Direction
Scan the data for "senza" and copy the lines it appears in.

Records excerpted from a collection
^^^^^^^^

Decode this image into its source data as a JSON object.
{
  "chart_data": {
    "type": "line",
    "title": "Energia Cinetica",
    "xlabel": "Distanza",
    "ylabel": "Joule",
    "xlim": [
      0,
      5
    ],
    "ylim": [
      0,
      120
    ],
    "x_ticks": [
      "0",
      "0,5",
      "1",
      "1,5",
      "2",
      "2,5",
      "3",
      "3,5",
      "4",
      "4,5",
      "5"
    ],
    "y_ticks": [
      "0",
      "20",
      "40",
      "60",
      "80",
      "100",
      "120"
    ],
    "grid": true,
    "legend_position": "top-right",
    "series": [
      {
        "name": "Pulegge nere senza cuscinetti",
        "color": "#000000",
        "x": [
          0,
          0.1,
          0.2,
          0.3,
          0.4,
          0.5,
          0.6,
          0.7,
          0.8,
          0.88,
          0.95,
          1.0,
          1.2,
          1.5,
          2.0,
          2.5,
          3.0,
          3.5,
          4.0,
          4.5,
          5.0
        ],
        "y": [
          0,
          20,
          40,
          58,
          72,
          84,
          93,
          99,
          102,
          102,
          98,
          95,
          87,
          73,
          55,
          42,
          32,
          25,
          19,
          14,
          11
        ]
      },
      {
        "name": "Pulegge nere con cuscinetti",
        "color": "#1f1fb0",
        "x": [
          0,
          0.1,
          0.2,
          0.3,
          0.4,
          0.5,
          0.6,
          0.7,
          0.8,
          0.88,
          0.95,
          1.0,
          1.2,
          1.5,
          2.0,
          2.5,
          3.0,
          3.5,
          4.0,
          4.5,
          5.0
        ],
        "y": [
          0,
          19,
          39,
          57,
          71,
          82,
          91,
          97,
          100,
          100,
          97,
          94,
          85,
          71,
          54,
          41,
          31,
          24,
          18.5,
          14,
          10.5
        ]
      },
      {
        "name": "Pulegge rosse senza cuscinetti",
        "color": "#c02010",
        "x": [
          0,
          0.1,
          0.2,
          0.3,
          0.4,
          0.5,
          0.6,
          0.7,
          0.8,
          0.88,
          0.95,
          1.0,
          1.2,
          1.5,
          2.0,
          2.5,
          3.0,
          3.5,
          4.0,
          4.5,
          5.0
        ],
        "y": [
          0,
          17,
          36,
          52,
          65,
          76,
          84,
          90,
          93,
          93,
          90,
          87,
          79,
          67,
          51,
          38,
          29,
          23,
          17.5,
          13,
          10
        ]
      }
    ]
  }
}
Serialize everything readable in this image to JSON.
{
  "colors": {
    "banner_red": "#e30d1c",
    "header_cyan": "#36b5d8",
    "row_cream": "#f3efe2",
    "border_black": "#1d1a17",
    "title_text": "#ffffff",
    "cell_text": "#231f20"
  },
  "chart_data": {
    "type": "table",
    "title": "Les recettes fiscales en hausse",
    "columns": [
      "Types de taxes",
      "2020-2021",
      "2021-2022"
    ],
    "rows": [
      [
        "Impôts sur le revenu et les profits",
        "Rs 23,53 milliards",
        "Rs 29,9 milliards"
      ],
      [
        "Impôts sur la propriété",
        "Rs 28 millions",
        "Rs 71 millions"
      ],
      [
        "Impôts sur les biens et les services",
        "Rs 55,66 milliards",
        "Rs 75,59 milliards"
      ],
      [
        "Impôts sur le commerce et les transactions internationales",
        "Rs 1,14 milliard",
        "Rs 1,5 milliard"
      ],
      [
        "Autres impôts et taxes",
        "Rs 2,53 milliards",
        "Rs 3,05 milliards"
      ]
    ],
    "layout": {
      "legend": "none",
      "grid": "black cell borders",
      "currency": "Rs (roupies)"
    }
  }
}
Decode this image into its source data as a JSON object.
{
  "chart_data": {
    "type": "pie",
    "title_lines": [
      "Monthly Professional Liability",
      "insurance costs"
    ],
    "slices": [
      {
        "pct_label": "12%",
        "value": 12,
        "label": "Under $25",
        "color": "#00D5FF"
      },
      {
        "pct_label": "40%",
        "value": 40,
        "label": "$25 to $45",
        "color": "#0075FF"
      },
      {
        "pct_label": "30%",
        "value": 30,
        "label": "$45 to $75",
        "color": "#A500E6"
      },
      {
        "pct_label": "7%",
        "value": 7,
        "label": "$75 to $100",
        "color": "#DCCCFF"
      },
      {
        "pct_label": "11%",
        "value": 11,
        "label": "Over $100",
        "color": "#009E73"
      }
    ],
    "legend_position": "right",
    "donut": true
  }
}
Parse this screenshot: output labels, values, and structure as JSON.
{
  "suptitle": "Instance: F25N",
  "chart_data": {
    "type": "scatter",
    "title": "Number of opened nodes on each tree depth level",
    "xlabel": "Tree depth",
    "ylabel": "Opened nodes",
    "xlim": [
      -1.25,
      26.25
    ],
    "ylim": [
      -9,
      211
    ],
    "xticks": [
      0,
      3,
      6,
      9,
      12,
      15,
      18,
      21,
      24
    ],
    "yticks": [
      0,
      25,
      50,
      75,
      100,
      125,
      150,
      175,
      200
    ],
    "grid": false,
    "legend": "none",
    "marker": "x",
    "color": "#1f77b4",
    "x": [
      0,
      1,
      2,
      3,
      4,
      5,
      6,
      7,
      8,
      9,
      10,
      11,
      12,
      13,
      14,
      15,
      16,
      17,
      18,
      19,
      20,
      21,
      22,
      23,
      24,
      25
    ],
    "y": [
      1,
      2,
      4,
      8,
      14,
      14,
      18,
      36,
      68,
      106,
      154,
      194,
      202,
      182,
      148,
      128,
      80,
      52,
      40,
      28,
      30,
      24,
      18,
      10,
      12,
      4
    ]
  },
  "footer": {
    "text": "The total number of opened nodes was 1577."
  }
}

^^^^^^^^

In response
        "name": "Pulegge nere senza cuscinetti",
        "name": "Pulegge rosse senza cuscinetti",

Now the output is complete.